■ **Exercise instructions**:
Make an exact copy of the data below, leaving out every picture.

§ §

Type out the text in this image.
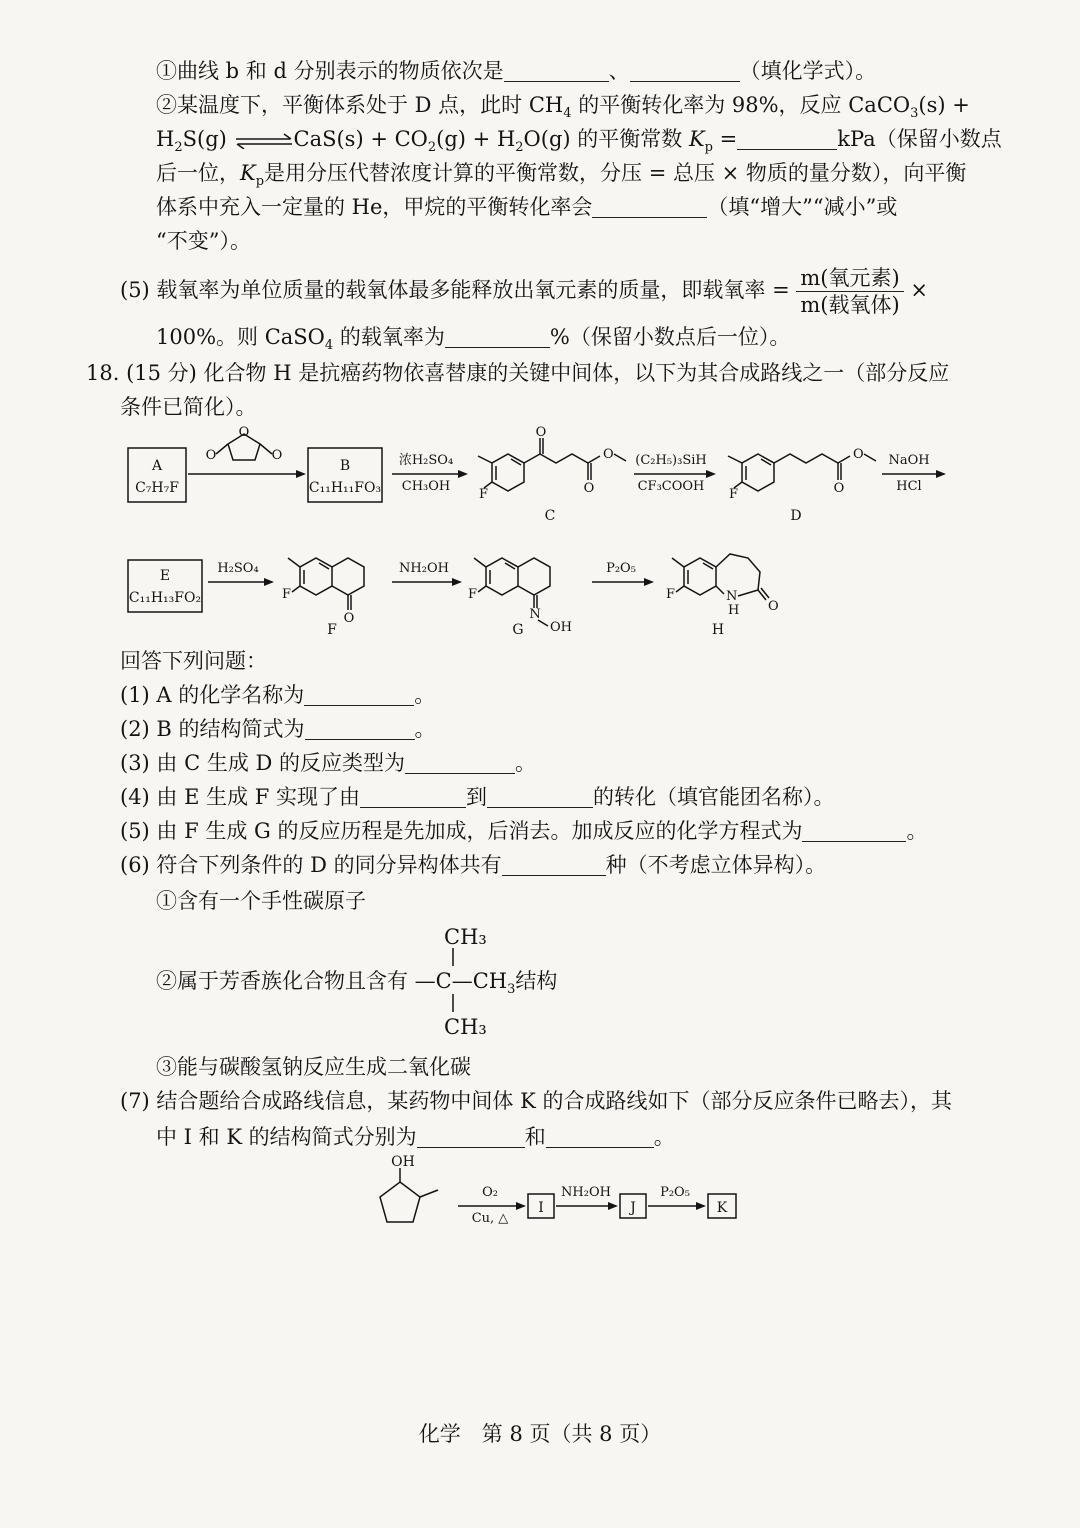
①曲线 b 和 d 分别表示的物质依次是	、	（填化学式）。
②某温度下，平衡体系处于 D 点，此时 $CH_4$ 的平衡转化率为 98%，反应 CaCO$_3$(s) +
$H_2S(g)$ ⇌CaS(s) + $CO_2(g) + H_2O(g)$ 的平衡常数 $K_p$ =	kPa（保留小数点
后一位，$K_p$是用分压代替浓度计算的平衡常数，分压 = 总压 × 物质的量分数），向平衡
体系中充入一定量的 He，甲烷的平衡转化率会	（填“增大”“减小”或
“不变”）。
(5) 载氧率为单位质量的载氧体最多能释放出氧元素的质量，即载氧率 = $\frac{\text{m(氧元素)}}{\text{m(载氧体)}}$ ×
100%。则 CaSO$_4$ 的载氧率为	%（保留小数点后一位）。
18. (15 分) 化合物 H 是抗癌药物依喜替康的关键中间体，以下为其合成路线之一（部分反应
条件已简化）。
A
C₇H₇F
O
O	O
B
C₁₁H₁₁FO₃
浓H₂SO₄
CH₃OH
F
O
O
O
C
(C₂H₅)₃SiH
CF₃COOH
F	O
O
D
NaOH
HCl
E
C₁₁H₁₃FO₂
H₂SO₄
O
F
F
NH₂OH
N
OH
F
G
P₂O₅
N
H O
F
H
回答下列问题：
(1) A 的化学名称为	。
(2) B 的结构简式为	。
(3) 由 C 生成 D 的反应类型为	。
(4) 由 E 生成 F 实现了由	到	的转化（填官能团名称）。
(5) 由 F 生成 G 的反应历程是先加成，后消去。加成反应的化学方程式为	。
(6) 符合下列条件的 D 的同分异构体共有	种（不考虑立体异构）。
①含有一个手性碳原子
CH₃
②属于芳香族化合物且含有 $—C—CH_3$结构
CH₃
③能与碳酸氢钠反应生成二氧化碳
(7) 结合题给合成路线信息，某药物中间体 K 的合成路线如下（部分反应条件已略去），其
中 I 和 K 的结构简式分别为	和	。
OH
O₂
Cu, △
I
NH₂OH
J
P₂O₅
K
化学　第 8 页（共 8 页）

§ §

■ **Completed exercise**:
Type out the text in this image.
①曲线 b 和 d 分别表示的物质依次是	、	（填化学式）。
②某温度下，平衡体系处于 D 点，此时 $CH_4$ 的平衡转化率为 98%，反应 CaCO$_3$(s) +
$H_2S(g)$ ⇌CaS(s) + $CO_2(g) + H_2O(g)$ 的平衡常数 $K_p$ =	kPa（保留小数点
后一位，$K_p$是用分压代替浓度计算的平衡常数，分压 = 总压 × 物质的量分数），向平衡
体系中充入一定量的 He，甲烷的平衡转化率会	（填“增大”“减小”或
“不变”）。
(5) 载氧率为单位质量的载氧体最多能释放出氧元素的质量，即载氧率 = $\frac{\text{m(氧元素)}}{\text{m(载氧体)}}$ ×
100%。则 CaSO$_4$ 的载氧率为	%（保留小数点后一位）。
18. (15 分) 化合物 H 是抗癌药物依喜替康的关键中间体，以下为其合成路线之一（部分反应
条件已简化）。
A
C₇H₇F
O
O	O
B
C₁₁H₁₁FO₃
浓H₂SO₄
CH₃OH
F
O
O
O
C
(C₂H₅)₃SiH
CF₃COOH
F	O
O
D
NaOH
HCl
E
C₁₁H₁₃FO₂
H₂SO₄
O
F
F
NH₂OH
N
OH
F
G
P₂O₅
N
H O
F
H
回答下列问题：
(1) A 的化学名称为	。
(2) B 的结构简式为	。
(3) 由 C 生成 D 的反应类型为	。
(4) 由 E 生成 F 实现了由	到	的转化（填官能团名称）。
(5) 由 F 生成 G 的反应历程是先加成，后消去。加成反应的化学方程式为	。
(6) 符合下列条件的 D 的同分异构体共有	种（不考虑立体异构）。
①含有一个手性碳原子
CH₃
②属于芳香族化合物且含有 $—C—CH_3$结构
CH₃
③能与碳酸氢钠反应生成二氧化碳
(7) 结合题给合成路线信息，某药物中间体 K 的合成路线如下（部分反应条件已略去），其
中 I 和 K 的结构简式分别为	和	。
OH
O₂
Cu, △
I
NH₂OH
J
P₂O₅
K
化学　第 8 页（共 8 页）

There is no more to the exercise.